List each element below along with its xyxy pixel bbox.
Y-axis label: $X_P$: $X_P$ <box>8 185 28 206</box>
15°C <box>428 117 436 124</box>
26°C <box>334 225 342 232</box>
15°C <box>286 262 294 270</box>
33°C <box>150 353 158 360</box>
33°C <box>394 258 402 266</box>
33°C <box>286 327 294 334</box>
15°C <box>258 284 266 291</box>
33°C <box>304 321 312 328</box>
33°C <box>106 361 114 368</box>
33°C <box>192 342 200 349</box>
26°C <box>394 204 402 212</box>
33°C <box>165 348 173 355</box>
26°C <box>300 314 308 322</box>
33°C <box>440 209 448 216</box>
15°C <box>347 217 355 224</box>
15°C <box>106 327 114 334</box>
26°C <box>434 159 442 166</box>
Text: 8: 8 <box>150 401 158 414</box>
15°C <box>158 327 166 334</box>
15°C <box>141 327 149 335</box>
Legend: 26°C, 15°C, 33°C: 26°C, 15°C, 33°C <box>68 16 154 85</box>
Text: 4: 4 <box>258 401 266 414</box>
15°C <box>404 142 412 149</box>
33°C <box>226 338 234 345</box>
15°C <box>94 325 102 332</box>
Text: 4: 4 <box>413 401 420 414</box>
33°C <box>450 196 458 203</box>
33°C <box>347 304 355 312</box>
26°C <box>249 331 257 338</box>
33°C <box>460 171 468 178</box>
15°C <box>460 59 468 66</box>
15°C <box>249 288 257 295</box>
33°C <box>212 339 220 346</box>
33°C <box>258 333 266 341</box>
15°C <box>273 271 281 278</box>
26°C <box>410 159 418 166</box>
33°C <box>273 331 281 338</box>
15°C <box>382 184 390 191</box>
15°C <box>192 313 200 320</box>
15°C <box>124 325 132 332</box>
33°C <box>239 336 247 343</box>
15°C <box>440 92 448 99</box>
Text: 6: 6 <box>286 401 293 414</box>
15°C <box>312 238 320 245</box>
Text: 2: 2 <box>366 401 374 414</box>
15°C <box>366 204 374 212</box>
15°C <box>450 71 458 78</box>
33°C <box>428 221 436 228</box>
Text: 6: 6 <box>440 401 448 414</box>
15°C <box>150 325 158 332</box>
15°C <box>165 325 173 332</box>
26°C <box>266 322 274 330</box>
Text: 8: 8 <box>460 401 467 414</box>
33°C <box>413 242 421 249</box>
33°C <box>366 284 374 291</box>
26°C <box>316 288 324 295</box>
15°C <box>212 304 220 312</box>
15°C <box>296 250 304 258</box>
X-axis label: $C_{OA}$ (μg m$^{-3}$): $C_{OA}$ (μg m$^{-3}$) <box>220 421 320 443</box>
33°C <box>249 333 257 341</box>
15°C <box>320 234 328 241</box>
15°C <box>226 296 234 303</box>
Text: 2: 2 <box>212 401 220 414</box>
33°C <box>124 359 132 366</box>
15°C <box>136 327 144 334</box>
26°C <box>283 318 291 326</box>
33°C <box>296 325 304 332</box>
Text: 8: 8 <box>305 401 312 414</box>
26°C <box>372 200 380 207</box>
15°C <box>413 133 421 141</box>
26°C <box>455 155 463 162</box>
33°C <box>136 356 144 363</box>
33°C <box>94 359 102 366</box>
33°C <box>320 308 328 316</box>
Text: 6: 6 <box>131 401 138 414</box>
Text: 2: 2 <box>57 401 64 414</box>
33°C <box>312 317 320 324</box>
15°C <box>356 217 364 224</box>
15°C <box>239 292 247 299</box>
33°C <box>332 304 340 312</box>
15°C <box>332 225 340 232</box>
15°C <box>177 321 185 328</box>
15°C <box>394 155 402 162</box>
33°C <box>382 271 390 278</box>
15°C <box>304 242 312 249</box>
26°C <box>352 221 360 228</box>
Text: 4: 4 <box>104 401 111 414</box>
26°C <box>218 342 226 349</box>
● ● ●
PROBLEM TO WORK ON ▸ Pull out every line of the records above that contains the string "Text", copying each one unchanged.

SOLUTION TO THIS PROBLEM ▸
Text: 8: 8 <box>150 401 158 414</box>
Text: 4: 4 <box>258 401 266 414</box>
Text: 4: 4 <box>413 401 420 414</box>
Text: 6: 6 <box>286 401 293 414</box>
Text: 2: 2 <box>366 401 374 414</box>
Text: 6: 6 <box>440 401 448 414</box>
Text: 8: 8 <box>460 401 467 414</box>
Text: 2: 2 <box>212 401 220 414</box>
Text: 8: 8 <box>305 401 312 414</box>
Text: 6: 6 <box>131 401 138 414</box>
Text: 2: 2 <box>57 401 64 414</box>
Text: 4: 4 <box>104 401 111 414</box>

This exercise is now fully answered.